§ **Data provided**:
◇ ◇ ◇

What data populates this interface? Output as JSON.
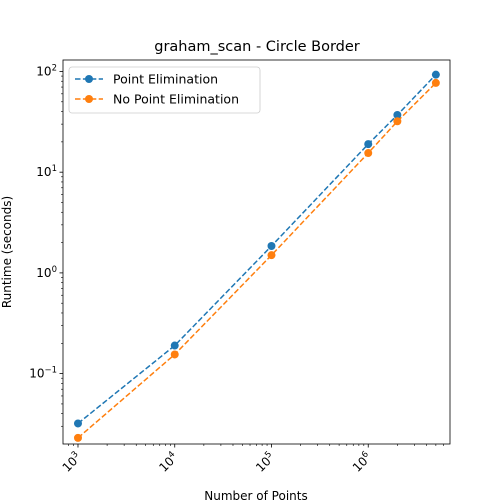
{
  "chart_data": {
    "type": "line",
    "title": "graham_scan - Circle Border",
    "xlabel": "Number of Points",
    "ylabel": "Runtime (seconds)",
    "xscale": "log",
    "yscale": "log",
    "xlim": [
      700,
      7000000
    ],
    "ylim": [
      0.02,
      130
    ],
    "x_ticks": [
      {
        "value": 1000,
        "base": "10",
        "exp": "3"
      },
      {
        "value": 10000,
        "base": "10",
        "exp": "4"
      },
      {
        "value": 100000,
        "base": "10",
        "exp": "5"
      },
      {
        "value": 1000000,
        "base": "10",
        "exp": "6"
      }
    ],
    "y_ticks": [
      {
        "value": 0.1,
        "base": "10",
        "exp": "−1"
      },
      {
        "value": 1,
        "base": "10",
        "exp": "0"
      },
      {
        "value": 10,
        "base": "10",
        "exp": "1"
      },
      {
        "value": 100,
        "base": "10",
        "exp": "2"
      }
    ],
    "grid": false,
    "legend_position": "top-left",
    "series": [
      {
        "name": "Point Elimination",
        "color": "#1f77b4",
        "x": [
          1000,
          10000,
          100000,
          1000000,
          2000000,
          5000000
        ],
        "y": [
          0.032,
          0.19,
          1.85,
          19,
          37,
          93
        ]
      },
      {
        "name": "No Point Elimination",
        "color": "#ff7f0e",
        "x": [
          1000,
          10000,
          100000,
          1000000,
          2000000,
          5000000
        ],
        "y": [
          0.023,
          0.155,
          1.5,
          15.5,
          32,
          77
        ]
      }
    ]
  }
}
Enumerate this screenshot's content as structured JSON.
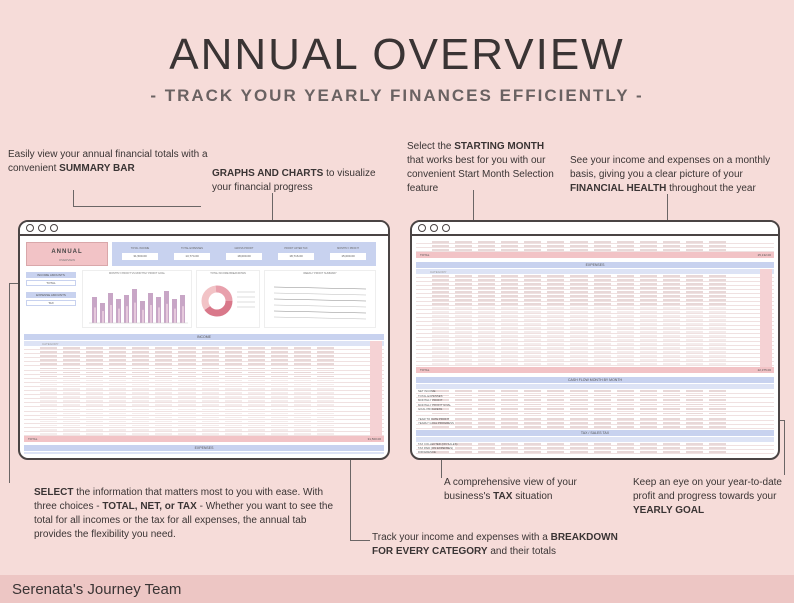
{
  "header": {
    "title": "ANNUAL OVERVIEW",
    "subtitle": "- TRACK YOUR YEARLY FINANCES EFFICIENTLY -"
  },
  "notes": {
    "summary_bar": {
      "pre": "Easily view your annual financial totals with a convenient ",
      "bold": "SUMMARY BAR"
    },
    "graphs": {
      "bold": "GRAPHS AND CHARTS",
      "post": " to visualize your financial progress"
    },
    "starting_month": {
      "pre": "Select the ",
      "bold": "STARTING MONTH",
      "post": " that works best for you with our convenient Start Month Selection feature"
    },
    "financial_health": {
      "pre": "See your income and expenses on a monthly basis, giving you a clear picture of your ",
      "bold": "FINANCIAL HEALTH",
      "post": " throughout the year"
    },
    "select": {
      "bold1": "SELECT",
      "mid1": " the information that matters most to you with ease. With three choices - ",
      "bold2": "TOTAL, NET, or TAX",
      "post": " - Whether you want to see the total for all incomes or the tax for all expenses, the annual tab provides the flexibility you need."
    },
    "breakdown": {
      "pre": "Track your income and expenses with a ",
      "bold": "BREAKDOWN FOR EVERY CATEGORY",
      "post": " and their totals"
    },
    "tax": {
      "pre": "A comprehensive view of your business's ",
      "bold": "TAX",
      "post": " situation"
    },
    "yearly_goal": {
      "pre": "Keep an eye on your year-to-date profit and progress towards your ",
      "bold": "YEARLY GOAL"
    }
  },
  "left_sheet": {
    "title": "ANNUAL",
    "subtitle": "OVERVIEW",
    "summary_labels": [
      "TOTAL INCOME",
      "TOTAL EXPENSES",
      "GROSS PROFIT",
      "PROFIT AFTER TAX",
      "MONTHLY PROFIT"
    ],
    "summary_values": [
      "31,500.00",
      "13,774.00",
      "18,000.00",
      "18,716.00",
      "15,000.00"
    ],
    "selector_labels": [
      "INCOME AMOUNTS",
      "TOTAL",
      "EXPENSE AMOUNTS",
      "TAX"
    ],
    "chart_titles": [
      "MONTHLY PROFIT VS MONTHLY PROFIT GOAL",
      "TOTAL INCOME BREAKDOWN",
      "WEEKLY PROFIT SUMMARY"
    ],
    "income_band": "INCOME",
    "expenses_band": "EXPENSES",
    "category_label": "CATEGORY",
    "total_label": "TOTAL",
    "grand_total": "31,500.00"
  },
  "right_sheet": {
    "expenses_band": "EXPENSES",
    "category_label": "CATEGORY",
    "total_label": "TOTAL",
    "expense_total": "22,375.00",
    "top_total": "25,132.00",
    "cashflow_band": "CASH FLOW MONTH BY MONTH",
    "cashflow_rows": [
      "NET INCOME",
      "TOTAL EXPENSES",
      "MONTHLY PROFIT",
      "MONTHLY PROFIT GOAL",
      "GOAL PROGRESS"
    ],
    "ytd_rows": [
      "YEAR TO DATE PROFIT",
      "YEARLY GOAL PROGRESS"
    ],
    "tax_band": "TAX / SALES TAX",
    "tax_rows": [
      "TAX COLLECTED (ON SALES)",
      "TAX PAID (ON EXPENSES)",
      "DIFFERENCE"
    ]
  },
  "footer": {
    "brand": "Serenata's Journey Team"
  },
  "colors": {
    "background": "#f6dcd9",
    "accent_blue": "#c8d2ef",
    "accent_pink": "#f2c3c6",
    "footer": "#edc6c4"
  }
}
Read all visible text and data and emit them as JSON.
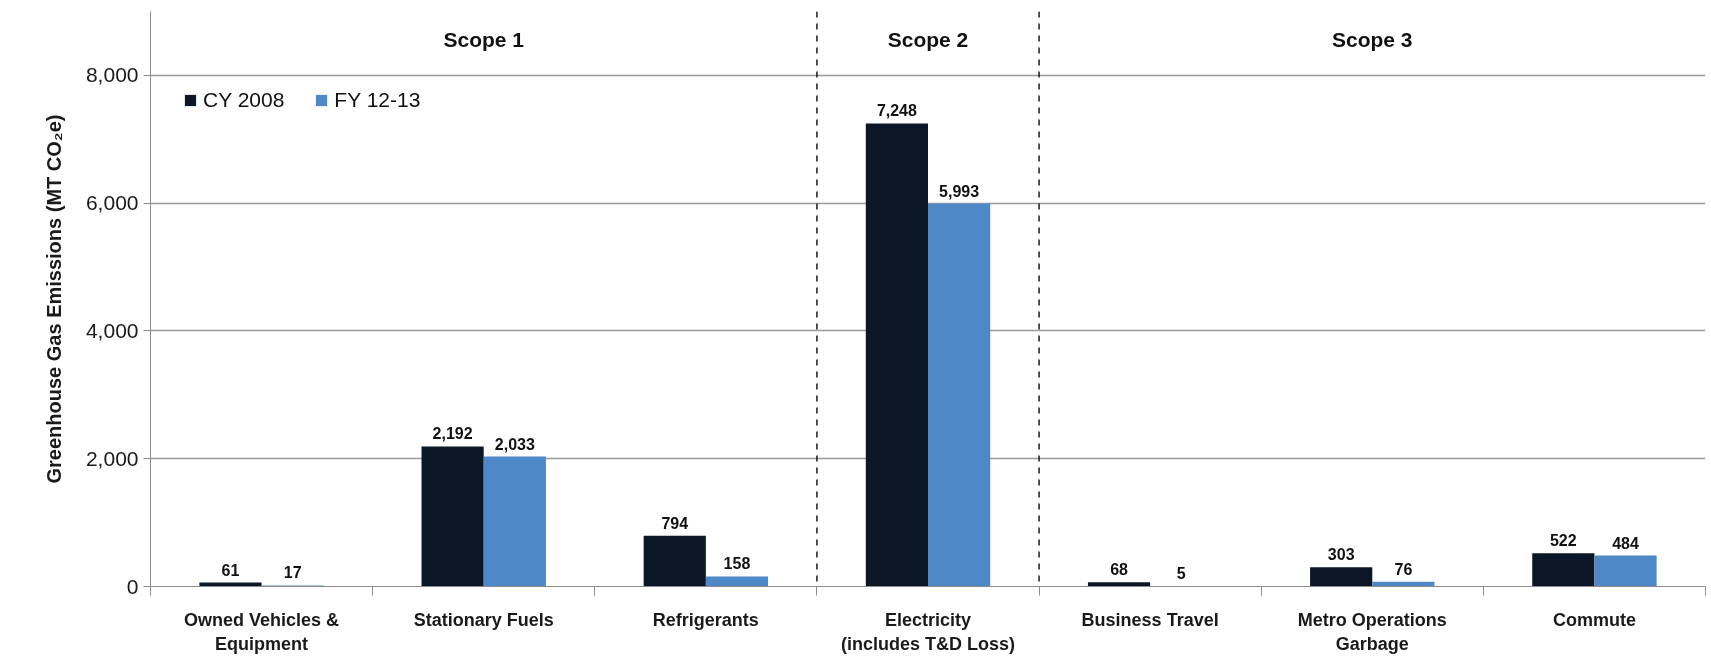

◇ ◇ ◇

§ **Given request**: Reproduce the listing word for word and omit its pictures.

§ **Answer to the problem**:
What data populates this interface? Output as JSON.
{
  "chart_data": {
    "type": "line",
    "title": "graham_scan - Circle Border",
    "xlabel": "Number of Points",
    "ylabel": "Runtime (seconds)",
    "xscale": "log",
    "yscale": "log",
    "xlim": [
      700,
      7000000
    ],
    "ylim": [
      0.02,
      130
    ],
    "x_ticks": [
      {
        "value": 1000,
        "base": "10",
        "exp": "3"
      },
      {
        "value": 10000,
        "base": "10",
        "exp": "4"
      },
      {
        "value": 100000,
        "base": "10",
        "exp": "5"
      },
      {
        "value": 1000000,
        "base": "10",
        "exp": "6"
      }
    ],
    "y_ticks": [
      {
        "value": 0.1,
        "base": "10",
        "exp": "−1"
      },
      {
        "value": 1,
        "base": "10",
        "exp": "0"
      },
      {
        "value": 10,
        "base": "10",
        "exp": "1"
      },
      {
        "value": 100,
        "base": "10",
        "exp": "2"
      }
    ],
    "grid": false,
    "legend_position": "top-left",
    "series": [
      {
        "name": "Point Elimination",
        "color": "#1f77b4",
        "x": [
          1000,
          10000,
          100000,
          1000000,
          2000000,
          5000000
        ],
        "y": [
          0.032,
          0.19,
          1.85,
          19,
          37,
          93
        ]
      },
      {
        "name": "No Point Elimination",
        "color": "#ff7f0e",
        "x": [
          1000,
          10000,
          100000,
          1000000,
          2000000,
          5000000
        ],
        "y": [
          0.023,
          0.155,
          1.5,
          15.5,
          32,
          77
        ]
      }
    ]
  }
}
Enumerate this screenshot's content as structured JSON.
{
  "header": {
    "title": "ANNUAL OVERVIEW",
    "subtitle": "- TRACK YOUR YEARLY FINANCES EFFICIENTLY -"
  },
  "notes": {
    "summary_bar": {
      "pre": "Easily view your annual financial totals with a convenient ",
      "bold": "SUMMARY BAR"
    },
    "graphs": {
      "bold": "GRAPHS AND CHARTS",
      "post": " to visualize your financial progress"
    },
    "starting_month": {
      "pre": "Select the ",
      "bold": "STARTING MONTH",
      "post": " that works best for you with our convenient Start Month Selection feature"
    },
    "financial_health": {
      "pre": "See your income and expenses on a monthly basis, giving you a clear picture of your ",
      "bold": "FINANCIAL HEALTH",
      "post": " throughout the year"
    },
    "select": {
      "bold1": "SELECT",
      "mid1": " the information that matters most to you with ease. With three choices - ",
      "bold2": "TOTAL, NET, or TAX",
      "post": " - Whether you want to see the total for all incomes or the tax for all expenses, the annual tab provides the flexibility you need."
    },
    "breakdown": {
      "pre": "Track your income and expenses with a ",
      "bold": "BREAKDOWN FOR EVERY CATEGORY",
      "post": " and their totals"
    },
    "tax": {
      "pre": "A comprehensive view of your business's ",
      "bold": "TAX",
      "post": " situation"
    },
    "yearly_goal": {
      "pre": "Keep an eye on your year-to-date profit and progress towards your ",
      "bold": "YEARLY GOAL"
    }
  },
  "left_sheet": {
    "title": "ANNUAL",
    "subtitle": "OVERVIEW",
    "summary_labels": [
      "TOTAL INCOME",
      "TOTAL EXPENSES",
      "GROSS PROFIT",
      "PROFIT AFTER TAX",
      "MONTHLY PROFIT"
    ],
    "summary_values": [
      "31,500.00",
      "13,774.00",
      "18,000.00",
      "18,716.00",
      "15,000.00"
    ],
    "selector_labels": [
      "INCOME AMOUNTS",
      "TOTAL",
      "EXPENSE AMOUNTS",
      "TAX"
    ],
    "chart_titles": [
      "MONTHLY PROFIT VS MONTHLY PROFIT GOAL",
      "TOTAL INCOME BREAKDOWN",
      "WEEKLY PROFIT SUMMARY"
    ],
    "income_band": "INCOME",
    "expenses_band": "EXPENSES",
    "category_label": "CATEGORY",
    "total_label": "TOTAL",
    "grand_total": "31,500.00"
  },
  "right_sheet": {
    "expenses_band": "EXPENSES",
    "category_label": "CATEGORY",
    "total_label": "TOTAL",
    "expense_total": "22,375.00",
    "top_total": "25,132.00",
    "cashflow_band": "CASH FLOW MONTH BY MONTH",
    "cashflow_rows": [
      "NET INCOME",
      "TOTAL EXPENSES",
      "MONTHLY PROFIT",
      "MONTHLY PROFIT GOAL",
      "GOAL PROGRESS"
    ],
    "ytd_rows": [
      "YEAR TO DATE PROFIT",
      "YEARLY GOAL PROGRESS"
    ],
    "tax_band": "TAX / SALES TAX",
    "tax_rows": [
      "TAX COLLECTED (ON SALES)",
      "TAX PAID (ON EXPENSES)",
      "DIFFERENCE"
    ]
  },
  "footer": {
    "brand": "Serenata's Journey Team"
  },
  "colors": {
    "background": "#f6dcd9",
    "accent_blue": "#c8d2ef",
    "accent_pink": "#f2c3c6",
    "footer": "#edc6c4"
  }
}
Read all visible text and data and emit them as JSON.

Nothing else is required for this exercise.